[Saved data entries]
--*--
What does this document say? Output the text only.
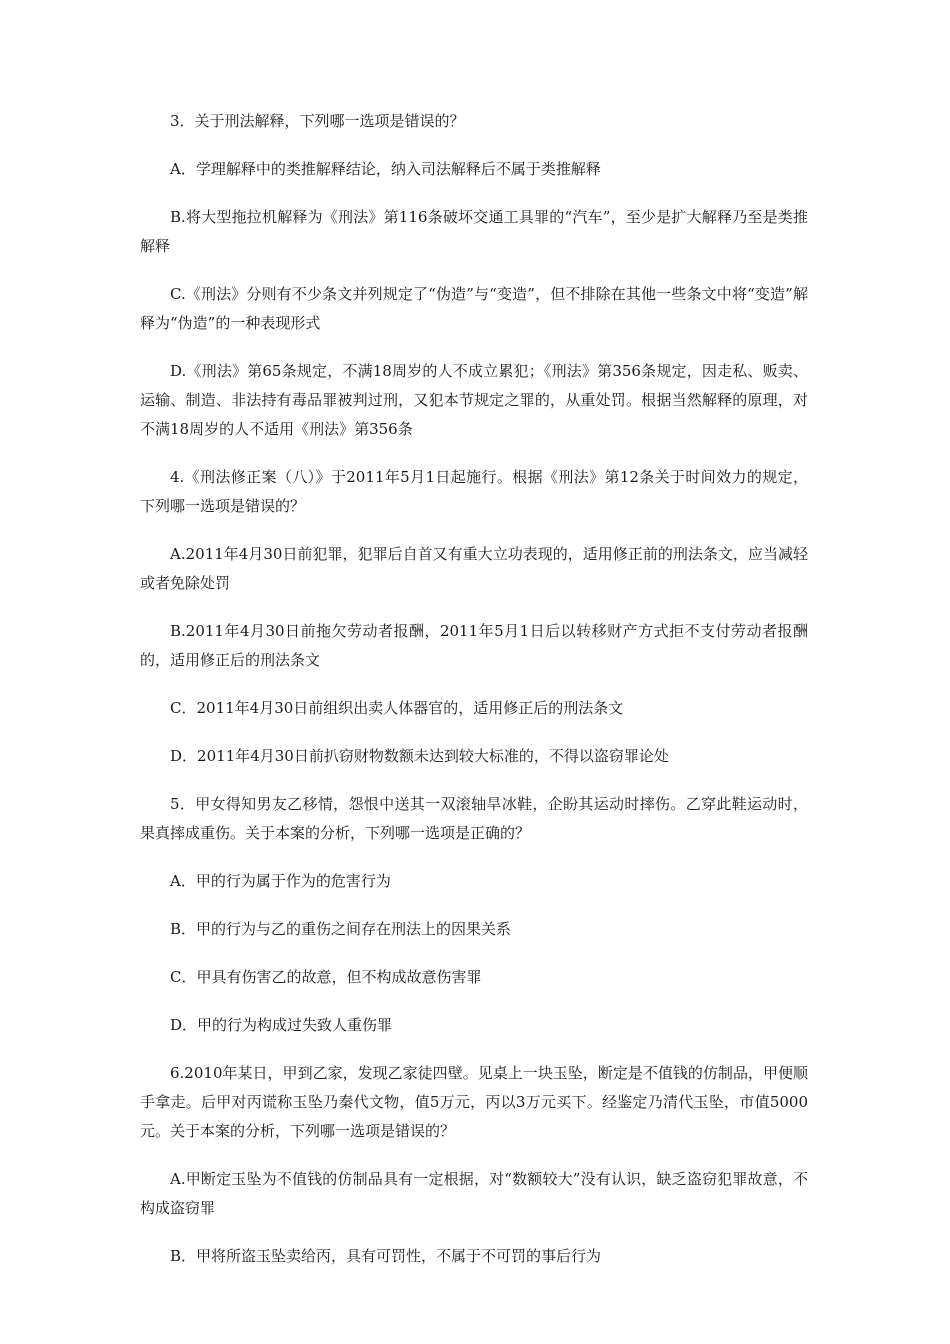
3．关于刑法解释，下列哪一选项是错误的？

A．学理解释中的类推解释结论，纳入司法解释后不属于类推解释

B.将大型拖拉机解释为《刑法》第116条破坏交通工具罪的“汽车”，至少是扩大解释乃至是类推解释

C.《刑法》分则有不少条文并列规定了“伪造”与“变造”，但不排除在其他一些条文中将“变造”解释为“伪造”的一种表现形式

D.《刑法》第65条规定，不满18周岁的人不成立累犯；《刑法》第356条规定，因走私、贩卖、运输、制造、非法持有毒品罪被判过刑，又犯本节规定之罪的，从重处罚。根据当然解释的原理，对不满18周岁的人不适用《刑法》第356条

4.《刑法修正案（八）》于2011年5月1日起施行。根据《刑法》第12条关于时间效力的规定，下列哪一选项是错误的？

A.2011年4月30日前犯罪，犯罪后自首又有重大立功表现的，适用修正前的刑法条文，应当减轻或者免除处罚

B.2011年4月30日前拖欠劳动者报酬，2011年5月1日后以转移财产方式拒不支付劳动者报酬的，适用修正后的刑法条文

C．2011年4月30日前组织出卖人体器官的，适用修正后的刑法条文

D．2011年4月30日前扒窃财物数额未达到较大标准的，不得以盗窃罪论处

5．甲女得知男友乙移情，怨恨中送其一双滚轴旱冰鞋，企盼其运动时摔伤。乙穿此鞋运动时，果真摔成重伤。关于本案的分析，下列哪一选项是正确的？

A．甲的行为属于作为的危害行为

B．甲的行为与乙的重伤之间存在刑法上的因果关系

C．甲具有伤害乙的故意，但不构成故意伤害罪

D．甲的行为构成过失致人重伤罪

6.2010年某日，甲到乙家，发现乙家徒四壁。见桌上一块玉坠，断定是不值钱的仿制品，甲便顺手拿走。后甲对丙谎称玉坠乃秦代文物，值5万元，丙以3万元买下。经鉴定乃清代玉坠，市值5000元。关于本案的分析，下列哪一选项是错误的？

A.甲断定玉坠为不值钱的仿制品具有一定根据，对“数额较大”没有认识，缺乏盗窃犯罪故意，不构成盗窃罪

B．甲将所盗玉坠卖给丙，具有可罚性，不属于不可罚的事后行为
--*--
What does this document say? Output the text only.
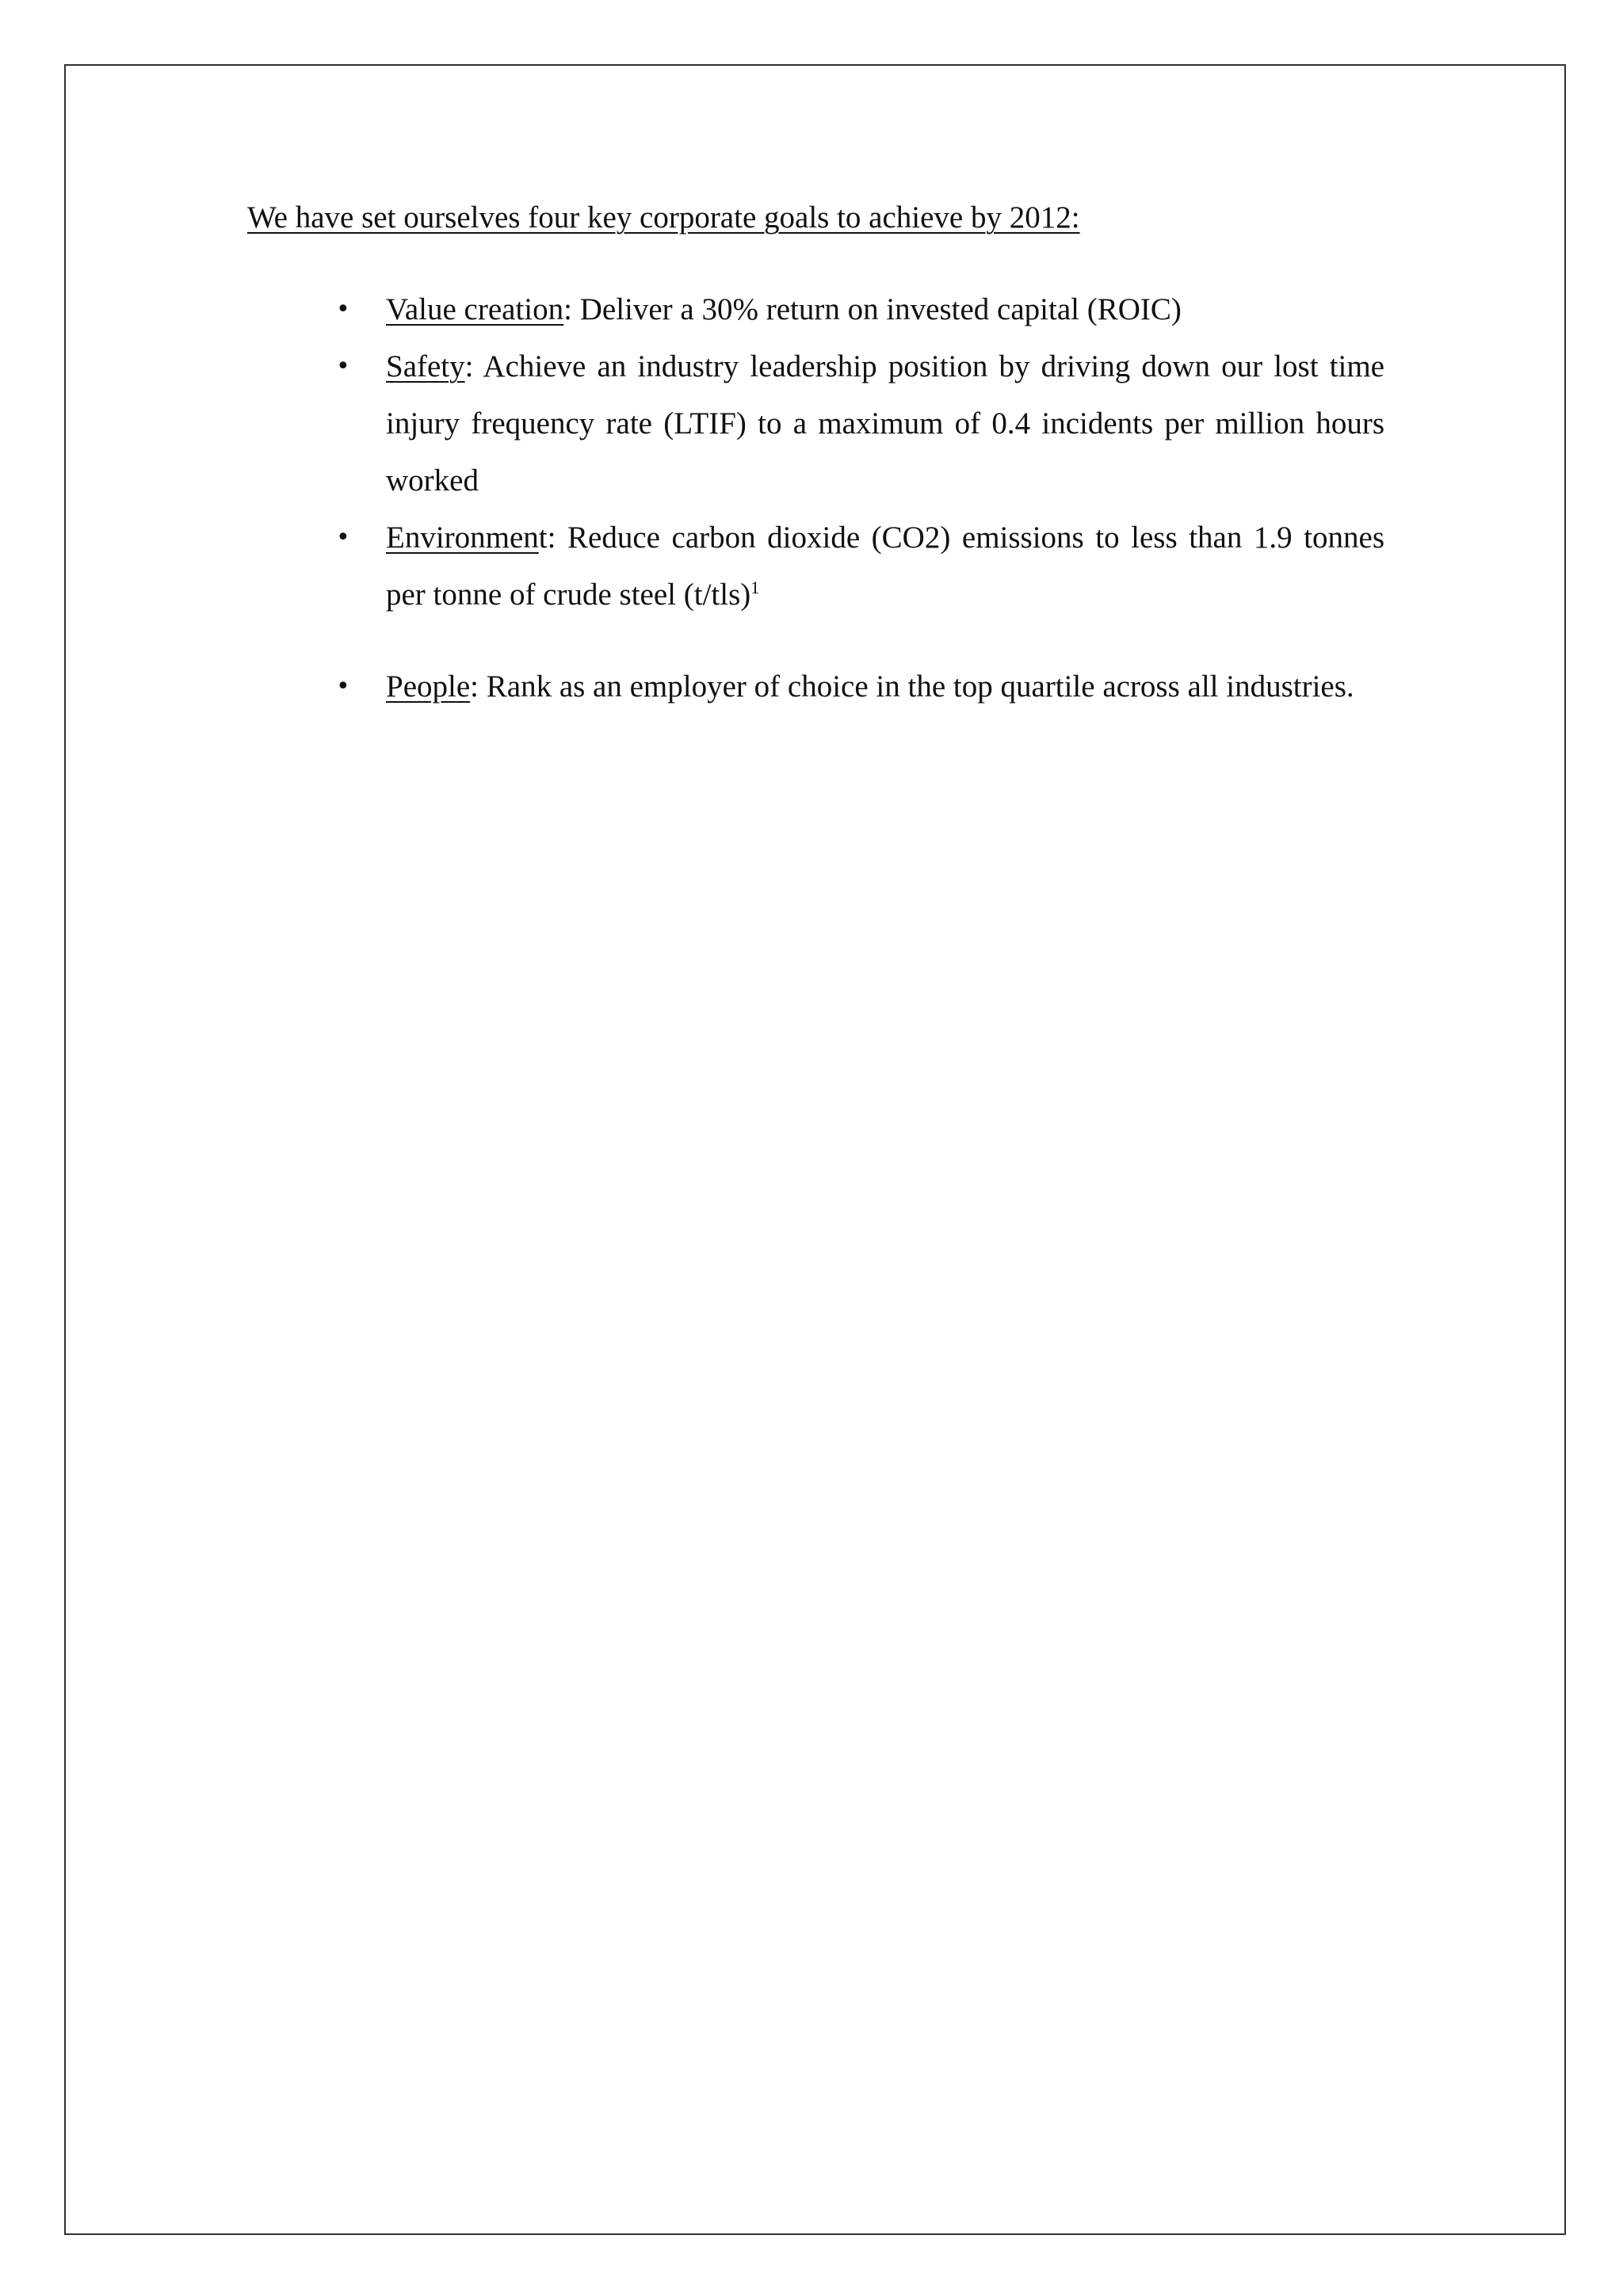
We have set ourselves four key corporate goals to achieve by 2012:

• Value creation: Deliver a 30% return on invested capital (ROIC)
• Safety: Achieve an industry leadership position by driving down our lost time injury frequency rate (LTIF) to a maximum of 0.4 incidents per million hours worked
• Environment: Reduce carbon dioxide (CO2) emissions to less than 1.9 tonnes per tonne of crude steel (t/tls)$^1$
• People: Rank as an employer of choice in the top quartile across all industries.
--*--
PROBLEM STATEMENT – Select and copy every line of the listing with the word "下列哪一选项是错误的".

FULL RESPONSE –
3．关于刑法解释，下列哪一选项是错误的？
4.《刑法修正案（八）》于2011年5月1日起施行。根据《刑法》第12条关于时间效力的规定，下列哪一选项是错误的？
6.2010年某日，甲到乙家，发现乙家徒四壁。见桌上一块玉坠，断定是不值钱的仿制品，甲便顺手拿走。后甲对丙谎称玉坠乃秦代文物，值5万元，丙以3万元买下。经鉴定乃清代玉坠，市值5000元。关于本案的分析，下列哪一选项是错误的？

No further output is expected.